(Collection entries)
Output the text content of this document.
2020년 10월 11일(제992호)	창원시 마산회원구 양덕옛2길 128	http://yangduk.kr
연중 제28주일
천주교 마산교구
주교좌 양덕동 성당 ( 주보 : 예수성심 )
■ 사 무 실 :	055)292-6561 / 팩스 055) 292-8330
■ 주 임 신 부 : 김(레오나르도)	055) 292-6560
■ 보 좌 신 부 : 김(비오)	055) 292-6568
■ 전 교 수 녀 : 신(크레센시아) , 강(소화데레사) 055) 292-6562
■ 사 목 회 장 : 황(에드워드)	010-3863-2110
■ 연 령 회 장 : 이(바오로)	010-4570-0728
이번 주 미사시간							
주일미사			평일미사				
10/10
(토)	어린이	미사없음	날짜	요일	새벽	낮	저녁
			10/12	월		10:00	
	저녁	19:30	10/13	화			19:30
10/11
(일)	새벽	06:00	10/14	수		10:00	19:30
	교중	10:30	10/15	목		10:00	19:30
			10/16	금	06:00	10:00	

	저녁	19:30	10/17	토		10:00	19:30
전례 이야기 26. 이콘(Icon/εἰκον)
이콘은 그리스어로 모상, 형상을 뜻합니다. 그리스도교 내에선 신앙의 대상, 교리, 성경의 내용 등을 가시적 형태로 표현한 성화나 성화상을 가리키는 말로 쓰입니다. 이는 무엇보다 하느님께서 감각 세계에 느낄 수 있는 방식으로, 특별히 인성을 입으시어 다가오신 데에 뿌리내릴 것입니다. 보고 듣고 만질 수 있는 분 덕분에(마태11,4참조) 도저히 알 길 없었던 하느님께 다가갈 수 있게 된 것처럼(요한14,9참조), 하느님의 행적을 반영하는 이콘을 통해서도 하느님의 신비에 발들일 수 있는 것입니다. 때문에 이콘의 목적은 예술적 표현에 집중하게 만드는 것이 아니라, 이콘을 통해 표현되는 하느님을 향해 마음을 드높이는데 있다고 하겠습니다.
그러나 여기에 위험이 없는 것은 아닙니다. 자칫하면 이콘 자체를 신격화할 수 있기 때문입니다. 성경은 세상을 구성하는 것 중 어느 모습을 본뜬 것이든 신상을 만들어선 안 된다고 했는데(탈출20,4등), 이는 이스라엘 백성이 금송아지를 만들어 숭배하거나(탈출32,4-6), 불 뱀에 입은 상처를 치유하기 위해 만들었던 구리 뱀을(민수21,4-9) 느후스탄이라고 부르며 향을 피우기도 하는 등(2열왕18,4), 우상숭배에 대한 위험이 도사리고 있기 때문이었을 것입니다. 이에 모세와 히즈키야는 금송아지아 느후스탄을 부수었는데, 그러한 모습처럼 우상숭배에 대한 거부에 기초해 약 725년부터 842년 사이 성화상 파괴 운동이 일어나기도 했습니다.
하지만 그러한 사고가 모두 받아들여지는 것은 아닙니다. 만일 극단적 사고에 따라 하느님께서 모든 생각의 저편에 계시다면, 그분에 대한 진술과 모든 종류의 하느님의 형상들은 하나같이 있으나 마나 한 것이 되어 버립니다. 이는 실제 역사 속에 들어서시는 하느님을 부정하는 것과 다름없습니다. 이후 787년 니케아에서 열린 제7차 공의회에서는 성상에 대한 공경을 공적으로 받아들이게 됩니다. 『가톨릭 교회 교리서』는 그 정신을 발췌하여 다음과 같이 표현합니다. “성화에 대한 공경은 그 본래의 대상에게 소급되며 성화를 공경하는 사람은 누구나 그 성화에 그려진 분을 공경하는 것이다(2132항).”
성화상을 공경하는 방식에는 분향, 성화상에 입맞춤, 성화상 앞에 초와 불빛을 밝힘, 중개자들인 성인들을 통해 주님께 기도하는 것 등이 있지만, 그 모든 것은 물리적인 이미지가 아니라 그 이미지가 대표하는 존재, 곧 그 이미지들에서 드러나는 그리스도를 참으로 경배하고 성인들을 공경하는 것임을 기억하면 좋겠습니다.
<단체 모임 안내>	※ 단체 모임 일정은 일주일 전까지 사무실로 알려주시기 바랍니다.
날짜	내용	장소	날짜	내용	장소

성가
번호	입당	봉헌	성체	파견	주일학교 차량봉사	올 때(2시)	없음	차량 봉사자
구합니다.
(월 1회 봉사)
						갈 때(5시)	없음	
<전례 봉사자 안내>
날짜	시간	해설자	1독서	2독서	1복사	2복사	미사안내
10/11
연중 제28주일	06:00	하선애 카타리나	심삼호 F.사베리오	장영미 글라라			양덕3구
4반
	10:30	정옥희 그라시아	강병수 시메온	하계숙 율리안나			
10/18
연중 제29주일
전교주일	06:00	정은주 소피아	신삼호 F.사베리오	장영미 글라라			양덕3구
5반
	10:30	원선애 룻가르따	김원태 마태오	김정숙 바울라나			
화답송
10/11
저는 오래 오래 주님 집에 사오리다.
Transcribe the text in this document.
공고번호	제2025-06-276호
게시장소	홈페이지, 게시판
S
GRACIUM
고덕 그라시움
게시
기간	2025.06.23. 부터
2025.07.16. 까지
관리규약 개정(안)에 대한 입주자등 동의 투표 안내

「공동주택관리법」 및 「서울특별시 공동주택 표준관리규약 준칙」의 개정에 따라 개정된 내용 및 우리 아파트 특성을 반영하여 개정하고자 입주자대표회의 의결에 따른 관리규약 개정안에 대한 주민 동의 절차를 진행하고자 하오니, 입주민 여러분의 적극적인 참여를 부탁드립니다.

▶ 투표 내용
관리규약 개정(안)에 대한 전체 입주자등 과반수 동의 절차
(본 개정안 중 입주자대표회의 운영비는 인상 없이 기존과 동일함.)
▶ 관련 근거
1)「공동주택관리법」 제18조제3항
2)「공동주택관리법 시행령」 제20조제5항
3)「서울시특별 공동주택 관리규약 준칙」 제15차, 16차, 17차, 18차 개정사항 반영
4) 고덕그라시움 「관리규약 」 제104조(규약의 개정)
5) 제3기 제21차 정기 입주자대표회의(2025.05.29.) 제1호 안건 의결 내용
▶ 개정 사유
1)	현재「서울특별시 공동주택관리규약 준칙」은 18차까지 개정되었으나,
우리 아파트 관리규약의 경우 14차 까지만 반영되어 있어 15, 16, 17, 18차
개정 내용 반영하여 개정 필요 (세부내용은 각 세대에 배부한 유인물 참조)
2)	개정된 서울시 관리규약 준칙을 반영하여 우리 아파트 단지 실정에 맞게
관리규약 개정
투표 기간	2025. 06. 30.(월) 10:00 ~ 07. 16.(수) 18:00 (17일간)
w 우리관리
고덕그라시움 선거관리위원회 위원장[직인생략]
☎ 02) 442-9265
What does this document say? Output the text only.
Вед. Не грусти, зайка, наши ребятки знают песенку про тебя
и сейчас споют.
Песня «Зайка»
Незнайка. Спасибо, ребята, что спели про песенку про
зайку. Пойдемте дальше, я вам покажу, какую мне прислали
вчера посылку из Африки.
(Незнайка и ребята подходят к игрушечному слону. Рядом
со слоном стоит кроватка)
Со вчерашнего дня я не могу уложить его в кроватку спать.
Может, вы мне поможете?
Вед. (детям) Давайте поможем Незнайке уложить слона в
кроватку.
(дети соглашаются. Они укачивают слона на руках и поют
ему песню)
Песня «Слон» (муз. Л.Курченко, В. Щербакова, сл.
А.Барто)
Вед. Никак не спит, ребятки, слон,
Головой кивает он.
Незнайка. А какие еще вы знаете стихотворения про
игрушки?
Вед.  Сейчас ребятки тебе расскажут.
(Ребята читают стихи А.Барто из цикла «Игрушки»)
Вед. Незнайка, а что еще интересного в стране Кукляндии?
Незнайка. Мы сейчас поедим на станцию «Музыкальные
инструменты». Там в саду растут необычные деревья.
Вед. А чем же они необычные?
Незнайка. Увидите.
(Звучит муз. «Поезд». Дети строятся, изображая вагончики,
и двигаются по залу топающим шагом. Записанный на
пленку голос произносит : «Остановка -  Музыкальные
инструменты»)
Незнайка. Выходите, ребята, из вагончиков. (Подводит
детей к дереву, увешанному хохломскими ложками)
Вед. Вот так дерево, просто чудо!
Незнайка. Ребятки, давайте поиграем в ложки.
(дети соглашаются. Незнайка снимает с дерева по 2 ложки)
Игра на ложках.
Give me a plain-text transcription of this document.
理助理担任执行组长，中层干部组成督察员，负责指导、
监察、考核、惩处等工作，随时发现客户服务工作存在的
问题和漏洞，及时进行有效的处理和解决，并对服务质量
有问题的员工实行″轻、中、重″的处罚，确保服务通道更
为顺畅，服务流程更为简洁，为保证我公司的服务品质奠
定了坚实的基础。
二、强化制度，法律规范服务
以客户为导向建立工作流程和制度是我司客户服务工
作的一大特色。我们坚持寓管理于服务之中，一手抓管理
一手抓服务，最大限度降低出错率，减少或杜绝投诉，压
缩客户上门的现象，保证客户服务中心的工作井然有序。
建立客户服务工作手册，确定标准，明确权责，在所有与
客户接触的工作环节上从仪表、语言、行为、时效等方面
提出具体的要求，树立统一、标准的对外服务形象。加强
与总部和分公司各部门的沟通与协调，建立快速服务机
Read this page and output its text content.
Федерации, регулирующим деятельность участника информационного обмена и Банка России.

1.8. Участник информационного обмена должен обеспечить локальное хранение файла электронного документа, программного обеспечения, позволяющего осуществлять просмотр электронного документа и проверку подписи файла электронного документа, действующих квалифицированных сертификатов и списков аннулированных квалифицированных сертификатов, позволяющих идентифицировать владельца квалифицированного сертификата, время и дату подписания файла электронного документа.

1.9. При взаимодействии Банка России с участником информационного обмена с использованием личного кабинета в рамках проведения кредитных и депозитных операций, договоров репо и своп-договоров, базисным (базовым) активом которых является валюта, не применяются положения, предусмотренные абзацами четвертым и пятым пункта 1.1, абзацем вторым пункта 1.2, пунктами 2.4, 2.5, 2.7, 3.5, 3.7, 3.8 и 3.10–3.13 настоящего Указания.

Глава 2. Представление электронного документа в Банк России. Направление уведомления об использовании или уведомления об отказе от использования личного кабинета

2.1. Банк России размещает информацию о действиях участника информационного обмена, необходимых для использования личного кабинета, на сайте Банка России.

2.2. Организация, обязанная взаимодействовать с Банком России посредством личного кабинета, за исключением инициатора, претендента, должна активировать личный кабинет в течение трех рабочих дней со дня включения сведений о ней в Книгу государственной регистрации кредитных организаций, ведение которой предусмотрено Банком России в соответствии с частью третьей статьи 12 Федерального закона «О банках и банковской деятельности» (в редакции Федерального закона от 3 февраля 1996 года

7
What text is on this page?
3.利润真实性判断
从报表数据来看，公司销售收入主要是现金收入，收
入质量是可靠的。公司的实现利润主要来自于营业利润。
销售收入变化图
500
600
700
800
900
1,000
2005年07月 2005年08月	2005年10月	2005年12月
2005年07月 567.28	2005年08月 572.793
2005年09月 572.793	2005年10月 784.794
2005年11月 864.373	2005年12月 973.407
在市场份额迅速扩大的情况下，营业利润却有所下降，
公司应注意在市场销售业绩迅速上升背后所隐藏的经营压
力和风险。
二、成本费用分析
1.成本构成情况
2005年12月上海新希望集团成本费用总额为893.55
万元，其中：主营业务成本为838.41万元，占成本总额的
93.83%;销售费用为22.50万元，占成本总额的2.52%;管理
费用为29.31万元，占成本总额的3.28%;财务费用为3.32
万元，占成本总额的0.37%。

▶ _What to do_
Gather each line holding the string "обмена".

▶ _Result of the task_
Федерации, регулирующим деятельность участника информационного обмена и Банка России.
1.8. Участник информационного обмена должен обеспечить локальное хранение файла электронного документа, программного обеспечения, позволяющего осуществлять просмотр электронного документа и проверку подписи файла электронного документа, действующих квалифицированных сертификатов и списков аннулированных квалифицированных сертификатов, позволяющих идентифицировать владельца квалифицированного сертификата, время и дату подписания файла электронного документа.
1.9. При взаимодействии Банка России с участником информационного обмена с использованием личного кабинета в рамках проведения кредитных и депозитных операций, договоров репо и своп-договоров, базисным (базовым) активом которых является валюта, не применяются положения, предусмотренные абзацами четвертым и пятым пункта 1.1, абзацем вторым пункта 1.2, пунктами 2.4, 2.5, 2.7, 3.5, 3.7, 3.8 и 3.10–3.13 настоящего Указания.
2.1. Банк России размещает информацию о действиях участника информационного обмена, необходимых для использования личного кабинета, на сайте Банка России.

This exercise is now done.